PROBLEM STATEMENT —
Copy out lines with the word "天津登峰化学试剂厂" from the material that follows.

LISTING —
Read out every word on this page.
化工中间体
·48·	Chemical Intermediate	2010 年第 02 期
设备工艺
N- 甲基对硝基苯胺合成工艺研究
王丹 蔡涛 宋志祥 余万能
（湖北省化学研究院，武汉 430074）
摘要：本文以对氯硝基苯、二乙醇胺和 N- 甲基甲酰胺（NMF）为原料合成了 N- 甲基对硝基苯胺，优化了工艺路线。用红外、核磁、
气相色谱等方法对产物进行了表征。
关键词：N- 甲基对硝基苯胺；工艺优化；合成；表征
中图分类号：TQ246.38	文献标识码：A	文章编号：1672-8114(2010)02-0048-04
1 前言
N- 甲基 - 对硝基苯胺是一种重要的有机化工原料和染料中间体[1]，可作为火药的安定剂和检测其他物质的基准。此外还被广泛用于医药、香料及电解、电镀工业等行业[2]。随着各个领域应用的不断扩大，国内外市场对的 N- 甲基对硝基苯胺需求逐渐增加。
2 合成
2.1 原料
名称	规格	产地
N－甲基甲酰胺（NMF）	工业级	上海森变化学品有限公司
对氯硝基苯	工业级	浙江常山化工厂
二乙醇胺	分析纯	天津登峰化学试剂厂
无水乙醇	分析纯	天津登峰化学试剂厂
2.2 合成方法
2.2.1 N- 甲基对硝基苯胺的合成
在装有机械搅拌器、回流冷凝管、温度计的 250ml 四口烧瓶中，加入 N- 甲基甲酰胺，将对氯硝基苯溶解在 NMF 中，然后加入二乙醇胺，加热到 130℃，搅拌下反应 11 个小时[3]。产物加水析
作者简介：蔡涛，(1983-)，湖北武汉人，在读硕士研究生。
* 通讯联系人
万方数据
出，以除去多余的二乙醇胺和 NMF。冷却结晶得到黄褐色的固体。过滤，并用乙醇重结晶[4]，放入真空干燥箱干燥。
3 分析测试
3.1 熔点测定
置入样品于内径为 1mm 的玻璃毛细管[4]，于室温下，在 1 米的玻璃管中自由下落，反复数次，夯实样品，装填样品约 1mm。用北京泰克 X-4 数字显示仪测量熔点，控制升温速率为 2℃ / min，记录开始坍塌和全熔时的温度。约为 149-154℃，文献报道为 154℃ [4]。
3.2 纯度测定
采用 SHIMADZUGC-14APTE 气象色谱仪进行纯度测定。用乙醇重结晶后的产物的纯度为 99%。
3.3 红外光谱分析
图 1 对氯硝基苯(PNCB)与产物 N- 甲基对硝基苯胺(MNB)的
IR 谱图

RESPONSE —
二乙醇胺	分析纯	天津登峰化学试剂厂
无水乙醇	分析纯	天津登峰化学试剂厂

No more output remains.